** Rows from a figure dataset **
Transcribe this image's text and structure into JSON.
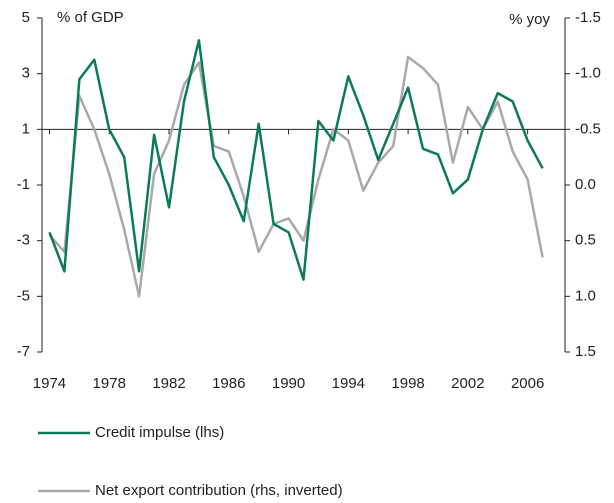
{
  "chart_data": {
    "type": "line",
    "y_label": "% of GDP",
    "y2_label": "% yoy",
    "x": [
      1974,
      1975,
      1976,
      1977,
      1978,
      1979,
      1980,
      1981,
      1982,
      1983,
      1984,
      1985,
      1986,
      1987,
      1988,
      1989,
      1990,
      1991,
      1992,
      1993,
      1994,
      1995,
      1996,
      1997,
      1998,
      1999,
      2000,
      2001,
      2002,
      2003,
      2004,
      2005,
      2006,
      2007
    ],
    "xlim": [
      1973.5,
      2008.5
    ],
    "xticks": [
      1974,
      1978,
      1982,
      1986,
      1990,
      1994,
      1998,
      2002,
      2006
    ],
    "ylim": [
      -7,
      5
    ],
    "yticks": [
      -7,
      -5,
      -3,
      -1,
      1,
      3,
      5
    ],
    "y2lim": [
      -1.5,
      1.5
    ],
    "y2_inverted": true,
    "y2ticks": [
      -1.5,
      {
        "value": -1.0,
        "label": "-1.0"
      },
      -0.5,
      {
        "value": 0.0,
        "label": "0.0"
      },
      0.5,
      {
        "value": 1.0,
        "label": "1.0"
      },
      1.5
    ],
    "reference_line": 1,
    "series": [
      {
        "name": "Credit impulse (lhs)",
        "color": "#0b7a5c",
        "values": [
          -2.7,
          -4.1,
          2.8,
          3.5,
          1.0,
          0.0,
          -4.1,
          0.8,
          -1.8,
          2.0,
          4.2,
          0.0,
          -1.0,
          -2.3,
          1.2,
          -2.4,
          -2.7,
          -4.4,
          1.3,
          0.6,
          2.9,
          1.5,
          -0.1,
          1.2,
          2.5,
          0.3,
          0.1,
          -1.3,
          -0.8,
          1.0,
          2.3,
          2.0,
          0.6,
          -0.4
        ]
      },
      {
        "name": "Net export contribution (rhs, inverted)",
        "color": "#a9a9a9",
        "axis": "y2",
        "values": [
          0.45,
          0.6,
          -0.8,
          -0.5,
          -0.1,
          0.4,
          1.0,
          -0.1,
          -0.4,
          -0.9,
          -1.1,
          -0.35,
          -0.3,
          0.1,
          0.6,
          0.35,
          0.3,
          0.5,
          -0.05,
          -0.5,
          -0.4,
          0.05,
          -0.2,
          -0.35,
          -1.15,
          -1.05,
          -0.9,
          -0.2,
          -0.7,
          -0.5,
          -0.75,
          -0.3,
          -0.05,
          0.65
        ]
      }
    ]
  }
}
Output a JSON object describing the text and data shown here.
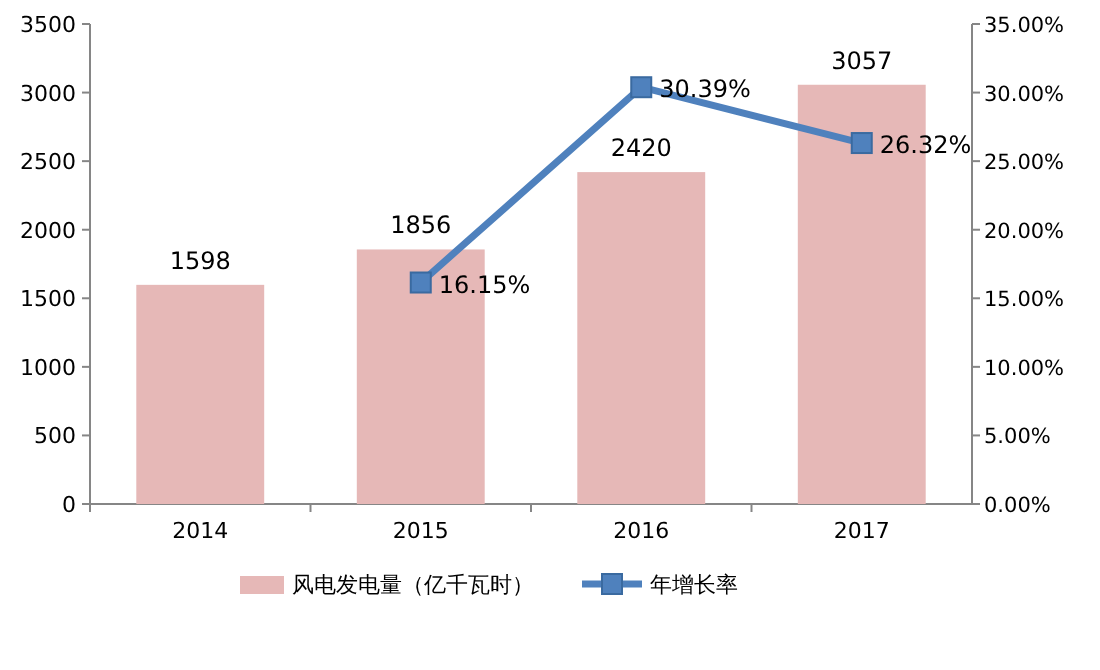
{
  "chart_data": {
    "type": "bar",
    "categories": [
      "2014",
      "2015",
      "2016",
      "2017"
    ],
    "series": [
      {
        "name": "风电发电量（亿千瓦时）",
        "color": "#e6b8b7",
        "values": [
          1598,
          1856,
          2420,
          3057
        ],
        "value_labels": [
          "1598",
          "1856",
          "2420",
          "3057"
        ]
      },
      {
        "name": "年增长率",
        "type": "line",
        "axis": "y2",
        "color": "#4f81bd",
        "marker": "square",
        "values": [
          null,
          16.15,
          30.39,
          26.32
        ],
        "value_labels": [
          null,
          "16.15%",
          "30.39%",
          "26.32%"
        ]
      }
    ],
    "ylim": [
      0,
      3500
    ],
    "yticks": [
      0,
      500,
      1000,
      1500,
      2000,
      2500,
      3000,
      3500
    ],
    "y2lim": [
      0,
      35
    ],
    "y2ticks": [
      {
        "value": 0,
        "label": "0.00%"
      },
      {
        "value": 5,
        "label": "5.00%"
      },
      {
        "value": 10,
        "label": "10.00%"
      },
      {
        "value": 15,
        "label": "15.00%"
      },
      {
        "value": 20,
        "label": "20.00%"
      },
      {
        "value": 25,
        "label": "25.00%"
      },
      {
        "value": 30,
        "label": "30.00%"
      },
      {
        "value": 35,
        "label": "35.00%"
      }
    ],
    "legend": "bottom"
  }
}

** EXERCISE OBJECTIVE **
Retype each record exactly as it stands, but do not include the pictures.

** IN RESPONSE **
Transcribe this image's text and structure into JSON.
{
  "chart_data": {
    "type": "line",
    "y_label": "% of GDP",
    "y2_label": "% yoy",
    "x": [
      1974,
      1975,
      1976,
      1977,
      1978,
      1979,
      1980,
      1981,
      1982,
      1983,
      1984,
      1985,
      1986,
      1987,
      1988,
      1989,
      1990,
      1991,
      1992,
      1993,
      1994,
      1995,
      1996,
      1997,
      1998,
      1999,
      2000,
      2001,
      2002,
      2003,
      2004,
      2005,
      2006,
      2007
    ],
    "xlim": [
      1973.5,
      2008.5
    ],
    "xticks": [
      1974,
      1978,
      1982,
      1986,
      1990,
      1994,
      1998,
      2002,
      2006
    ],
    "ylim": [
      -7,
      5
    ],
    "yticks": [
      -7,
      -5,
      -3,
      -1,
      1,
      3,
      5
    ],
    "y2lim": [
      -1.5,
      1.5
    ],
    "y2_inverted": true,
    "y2ticks": [
      -1.5,
      {
        "value": -1.0,
        "label": "-1.0"
      },
      -0.5,
      {
        "value": 0.0,
        "label": "0.0"
      },
      0.5,
      {
        "value": 1.0,
        "label": "1.0"
      },
      1.5
    ],
    "reference_line": 1,
    "series": [
      {
        "name": "Credit impulse (lhs)",
        "color": "#0b7a5c",
        "values": [
          -2.7,
          -4.1,
          2.8,
          3.5,
          1.0,
          0.0,
          -4.1,
          0.8,
          -1.8,
          2.0,
          4.2,
          0.0,
          -1.0,
          -2.3,
          1.2,
          -2.4,
          -2.7,
          -4.4,
          1.3,
          0.6,
          2.9,
          1.5,
          -0.1,
          1.2,
          2.5,
          0.3,
          0.1,
          -1.3,
          -0.8,
          1.0,
          2.3,
          2.0,
          0.6,
          -0.4
        ]
      },
      {
        "name": "Net export contribution (rhs, inverted)",
        "color": "#a9a9a9",
        "axis": "y2",
        "values": [
          0.45,
          0.6,
          -0.8,
          -0.5,
          -0.1,
          0.4,
          1.0,
          -0.1,
          -0.4,
          -0.9,
          -1.1,
          -0.35,
          -0.3,
          0.1,
          0.6,
          0.35,
          0.3,
          0.5,
          -0.05,
          -0.5,
          -0.4,
          0.05,
          -0.2,
          -0.35,
          -1.15,
          -1.05,
          -0.9,
          -0.2,
          -0.7,
          -0.5,
          -0.75,
          -0.3,
          -0.05,
          0.65
        ]
      }
    ]
  }
}
Output a JSON object describing the text and data shown here.
{
  "chart_data": {
    "type": "bar",
    "categories": [
      "2014",
      "2015",
      "2016",
      "2017"
    ],
    "series": [
      {
        "name": "风电发电量（亿千瓦时）",
        "color": "#e6b8b7",
        "values": [
          1598,
          1856,
          2420,
          3057
        ],
        "value_labels": [
          "1598",
          "1856",
          "2420",
          "3057"
        ]
      },
      {
        "name": "年增长率",
        "type": "line",
        "axis": "y2",
        "color": "#4f81bd",
        "marker": "square",
        "values": [
          null,
          16.15,
          30.39,
          26.32
        ],
        "value_labels": [
          null,
          "16.15%",
          "30.39%",
          "26.32%"
        ]
      }
    ],
    "ylim": [
      0,
      3500
    ],
    "yticks": [
      0,
      500,
      1000,
      1500,
      2000,
      2500,
      3000,
      3500
    ],
    "y2lim": [
      0,
      35
    ],
    "y2ticks": [
      {
        "value": 0,
        "label": "0.00%"
      },
      {
        "value": 5,
        "label": "5.00%"
      },
      {
        "value": 10,
        "label": "10.00%"
      },
      {
        "value": 15,
        "label": "15.00%"
      },
      {
        "value": 20,
        "label": "20.00%"
      },
      {
        "value": 25,
        "label": "25.00%"
      },
      {
        "value": 30,
        "label": "30.00%"
      },
      {
        "value": 35,
        "label": "35.00%"
      }
    ],
    "legend": "bottom"
  }
}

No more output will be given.